What the task asks
Repeat the full listing below verbatim and keep the images out.

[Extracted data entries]
↓
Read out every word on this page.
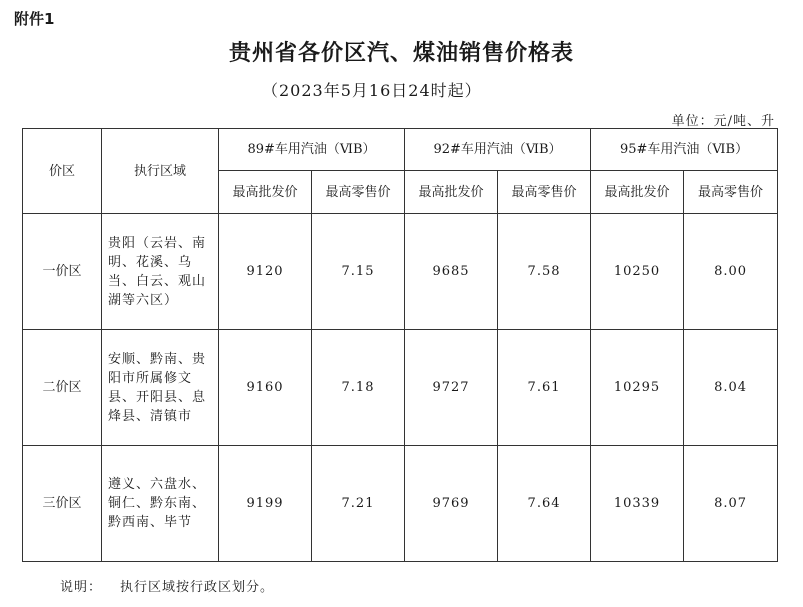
附件1
贵州省各价区汽、煤油销售价格表
（2023年5月16日24时起）
单位：元/吨、升
价区	执行区域	89#车用汽油（ⅥB）		92#车用汽油（ⅥB）		95#车用汽油（ⅥB）	
		最高批发价	最高零售价	最高批发价	最高零售价	最高批发价	最高零售价
一价区	贵阳（云岩、南明、花溪、乌当、白云、观山湖等六区）	9120	7.15	9685	7.58	10250	8.00
二价区	安顺、黔南、贵阳市所属修文县、开阳县、息烽县、清镇市	9160	7.18	9727	7.61	10295	8.04
三价区	遵义、六盘水、铜仁、黔东南、黔西南、毕节	9199	7.21	9769	7.64	10339	8.07
说明： 执行区域按行政区划分。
↑
Right answer
Read out every word on this page.
附件1
贵州省各价区汽、煤油销售价格表
（2023年5月16日24时起）
单位：元/吨、升
价区	执行区域	89#车用汽油（ⅥB）		92#车用汽油（ⅥB）		95#车用汽油（ⅥB）	
		最高批发价	最高零售价	最高批发价	最高零售价	最高批发价	最高零售价
一价区	贵阳（云岩、南明、花溪、乌当、白云、观山湖等六区）	9120	7.15	9685	7.58	10250	8.00
二价区	安顺、黔南、贵阳市所属修文县、开阳县、息烽县、清镇市	9160	7.18	9727	7.61	10295	8.04
三价区	遵义、六盘水、铜仁、黔东南、黔西南、毕节	9199	7.21	9769	7.64	10339	8.07
说明： 执行区域按行政区划分。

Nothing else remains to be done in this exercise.